====== Working data

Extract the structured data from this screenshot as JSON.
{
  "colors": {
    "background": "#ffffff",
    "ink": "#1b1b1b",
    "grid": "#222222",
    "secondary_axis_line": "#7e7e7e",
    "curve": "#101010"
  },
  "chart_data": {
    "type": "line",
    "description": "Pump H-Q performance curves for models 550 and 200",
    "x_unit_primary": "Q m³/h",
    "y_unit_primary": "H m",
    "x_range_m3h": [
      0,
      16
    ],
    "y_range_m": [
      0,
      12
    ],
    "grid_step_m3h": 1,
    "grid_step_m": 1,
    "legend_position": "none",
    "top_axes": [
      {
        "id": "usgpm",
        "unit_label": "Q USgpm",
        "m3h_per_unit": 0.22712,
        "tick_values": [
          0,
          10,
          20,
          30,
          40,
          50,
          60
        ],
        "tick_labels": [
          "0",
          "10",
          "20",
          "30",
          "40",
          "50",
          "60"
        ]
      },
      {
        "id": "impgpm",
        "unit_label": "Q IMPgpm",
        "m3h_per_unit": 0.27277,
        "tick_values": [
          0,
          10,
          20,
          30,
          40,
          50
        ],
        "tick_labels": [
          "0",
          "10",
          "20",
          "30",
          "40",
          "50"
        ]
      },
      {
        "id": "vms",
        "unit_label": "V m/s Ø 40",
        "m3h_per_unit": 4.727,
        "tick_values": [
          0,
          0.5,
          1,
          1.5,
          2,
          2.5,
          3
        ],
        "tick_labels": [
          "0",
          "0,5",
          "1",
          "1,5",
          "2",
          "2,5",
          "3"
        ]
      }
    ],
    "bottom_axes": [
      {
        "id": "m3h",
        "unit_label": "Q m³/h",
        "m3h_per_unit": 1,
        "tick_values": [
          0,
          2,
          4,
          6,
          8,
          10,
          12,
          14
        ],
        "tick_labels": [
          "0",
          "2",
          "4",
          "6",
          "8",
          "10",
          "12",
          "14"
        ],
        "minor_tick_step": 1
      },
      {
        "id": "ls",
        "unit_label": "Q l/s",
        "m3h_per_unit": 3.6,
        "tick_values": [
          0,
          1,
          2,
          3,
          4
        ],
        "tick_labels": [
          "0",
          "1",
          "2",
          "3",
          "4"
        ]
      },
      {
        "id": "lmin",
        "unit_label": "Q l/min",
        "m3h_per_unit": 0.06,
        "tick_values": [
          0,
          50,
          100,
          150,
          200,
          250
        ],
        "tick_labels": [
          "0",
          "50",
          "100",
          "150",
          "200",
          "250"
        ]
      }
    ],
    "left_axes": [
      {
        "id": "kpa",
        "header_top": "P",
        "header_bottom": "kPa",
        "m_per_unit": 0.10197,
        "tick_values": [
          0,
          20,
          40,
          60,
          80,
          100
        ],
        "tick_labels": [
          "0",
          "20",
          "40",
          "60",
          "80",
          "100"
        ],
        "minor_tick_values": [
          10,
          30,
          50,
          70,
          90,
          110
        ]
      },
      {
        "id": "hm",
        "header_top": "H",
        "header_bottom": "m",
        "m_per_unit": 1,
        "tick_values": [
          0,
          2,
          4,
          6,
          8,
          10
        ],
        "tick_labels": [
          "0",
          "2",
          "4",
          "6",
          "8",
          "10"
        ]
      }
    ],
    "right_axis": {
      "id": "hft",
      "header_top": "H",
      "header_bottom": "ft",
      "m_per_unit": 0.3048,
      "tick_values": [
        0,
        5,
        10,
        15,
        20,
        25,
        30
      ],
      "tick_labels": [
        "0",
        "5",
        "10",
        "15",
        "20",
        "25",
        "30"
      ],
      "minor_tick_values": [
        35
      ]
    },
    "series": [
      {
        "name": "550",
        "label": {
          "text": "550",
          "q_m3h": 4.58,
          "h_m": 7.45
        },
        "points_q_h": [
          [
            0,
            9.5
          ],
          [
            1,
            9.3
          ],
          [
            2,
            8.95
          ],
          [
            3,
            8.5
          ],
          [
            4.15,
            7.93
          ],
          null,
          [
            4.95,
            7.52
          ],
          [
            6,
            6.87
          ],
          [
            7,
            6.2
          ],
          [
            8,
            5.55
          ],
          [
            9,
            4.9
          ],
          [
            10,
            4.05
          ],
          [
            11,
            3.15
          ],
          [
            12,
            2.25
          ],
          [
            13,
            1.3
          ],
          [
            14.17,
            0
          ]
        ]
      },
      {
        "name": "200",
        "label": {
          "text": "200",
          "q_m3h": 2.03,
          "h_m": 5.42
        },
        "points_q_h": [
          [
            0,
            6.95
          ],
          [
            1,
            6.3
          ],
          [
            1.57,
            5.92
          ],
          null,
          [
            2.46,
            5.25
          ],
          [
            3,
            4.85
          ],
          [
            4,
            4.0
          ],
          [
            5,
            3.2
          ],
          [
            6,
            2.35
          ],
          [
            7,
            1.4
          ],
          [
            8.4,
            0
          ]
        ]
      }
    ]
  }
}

============

Task directions: Restate the whole listing exactly, leaving out nothing.

Answer:
Extract the structured data from this screenshot as JSON.
{
  "colors": {
    "background": "#ffffff",
    "ink": "#1b1b1b",
    "grid": "#222222",
    "secondary_axis_line": "#7e7e7e",
    "curve": "#101010"
  },
  "chart_data": {
    "type": "line",
    "description": "Pump H-Q performance curves for models 550 and 200",
    "x_unit_primary": "Q m³/h",
    "y_unit_primary": "H m",
    "x_range_m3h": [
      0,
      16
    ],
    "y_range_m": [
      0,
      12
    ],
    "grid_step_m3h": 1,
    "grid_step_m": 1,
    "legend_position": "none",
    "top_axes": [
      {
        "id": "usgpm",
        "unit_label": "Q USgpm",
        "m3h_per_unit": 0.22712,
        "tick_values": [
          0,
          10,
          20,
          30,
          40,
          50,
          60
        ],
        "tick_labels": [
          "0",
          "10",
          "20",
          "30",
          "40",
          "50",
          "60"
        ]
      },
      {
        "id": "impgpm",
        "unit_label": "Q IMPgpm",
        "m3h_per_unit": 0.27277,
        "tick_values": [
          0,
          10,
          20,
          30,
          40,
          50
        ],
        "tick_labels": [
          "0",
          "10",
          "20",
          "30",
          "40",
          "50"
        ]
      },
      {
        "id": "vms",
        "unit_label": "V m/s Ø 40",
        "m3h_per_unit": 4.727,
        "tick_values": [
          0,
          0.5,
          1,
          1.5,
          2,
          2.5,
          3
        ],
        "tick_labels": [
          "0",
          "0,5",
          "1",
          "1,5",
          "2",
          "2,5",
          "3"
        ]
      }
    ],
    "bottom_axes": [
      {
        "id": "m3h",
        "unit_label": "Q m³/h",
        "m3h_per_unit": 1,
        "tick_values": [
          0,
          2,
          4,
          6,
          8,
          10,
          12,
          14
        ],
        "tick_labels": [
          "0",
          "2",
          "4",
          "6",
          "8",
          "10",
          "12",
          "14"
        ],
        "minor_tick_step": 1
      },
      {
        "id": "ls",
        "unit_label": "Q l/s",
        "m3h_per_unit": 3.6,
        "tick_values": [
          0,
          1,
          2,
          3,
          4
        ],
        "tick_labels": [
          "0",
          "1",
          "2",
          "3",
          "4"
        ]
      },
      {
        "id": "lmin",
        "unit_label": "Q l/min",
        "m3h_per_unit": 0.06,
        "tick_values": [
          0,
          50,
          100,
          150,
          200,
          250
        ],
        "tick_labels": [
          "0",
          "50",
          "100",
          "150",
          "200",
          "250"
        ]
      }
    ],
    "left_axes": [
      {
        "id": "kpa",
        "header_top": "P",
        "header_bottom": "kPa",
        "m_per_unit": 0.10197,
        "tick_values": [
          0,
          20,
          40,
          60,
          80,
          100
        ],
        "tick_labels": [
          "0",
          "20",
          "40",
          "60",
          "80",
          "100"
        ],
        "minor_tick_values": [
          10,
          30,
          50,
          70,
          90,
          110
        ]
      },
      {
        "id": "hm",
        "header_top": "H",
        "header_bottom": "m",
        "m_per_unit": 1,
        "tick_values": [
          0,
          2,
          4,
          6,
          8,
          10
        ],
        "tick_labels": [
          "0",
          "2",
          "4",
          "6",
          "8",
          "10"
        ]
      }
    ],
    "right_axis": {
      "id": "hft",
      "header_top": "H",
      "header_bottom": "ft",
      "m_per_unit": 0.3048,
      "tick_values": [
        0,
        5,
        10,
        15,
        20,
        25,
        30
      ],
      "tick_labels": [
        "0",
        "5",
        "10",
        "15",
        "20",
        "25",
        "30"
      ],
      "minor_tick_values": [
        35
      ]
    },
    "series": [
      {
        "name": "550",
        "label": {
          "text": "550",
          "q_m3h": 4.58,
          "h_m": 7.45
        },
        "points_q_h": [
          [
            0,
            9.5
          ],
          [
            1,
            9.3
          ],
          [
            2,
            8.95
          ],
          [
            3,
            8.5
          ],
          [
            4.15,
            7.93
          ],
          null,
          [
            4.95,
            7.52
          ],
          [
            6,
            6.87
          ],
          [
            7,
            6.2
          ],
          [
            8,
            5.55
          ],
          [
            9,
            4.9
          ],
          [
            10,
            4.05
          ],
          [
            11,
            3.15
          ],
          [
            12,
            2.25
          ],
          [
            13,
            1.3
          ],
          [
            14.17,
            0
          ]
        ]
      },
      {
        "name": "200",
        "label": {
          "text": "200",
          "q_m3h": 2.03,
          "h_m": 5.42
        },
        "points_q_h": [
          [
            0,
            6.95
          ],
          [
            1,
            6.3
          ],
          [
            1.57,
            5.92
          ],
          null,
          [
            2.46,
            5.25
          ],
          [
            3,
            4.85
          ],
          [
            4,
            4.0
          ],
          [
            5,
            3.2
          ],
          [
            6,
            2.35
          ],
          [
            7,
            1.4
          ],
          [
            8.4,
            0
          ]
        ]
      }
    ]
  }
}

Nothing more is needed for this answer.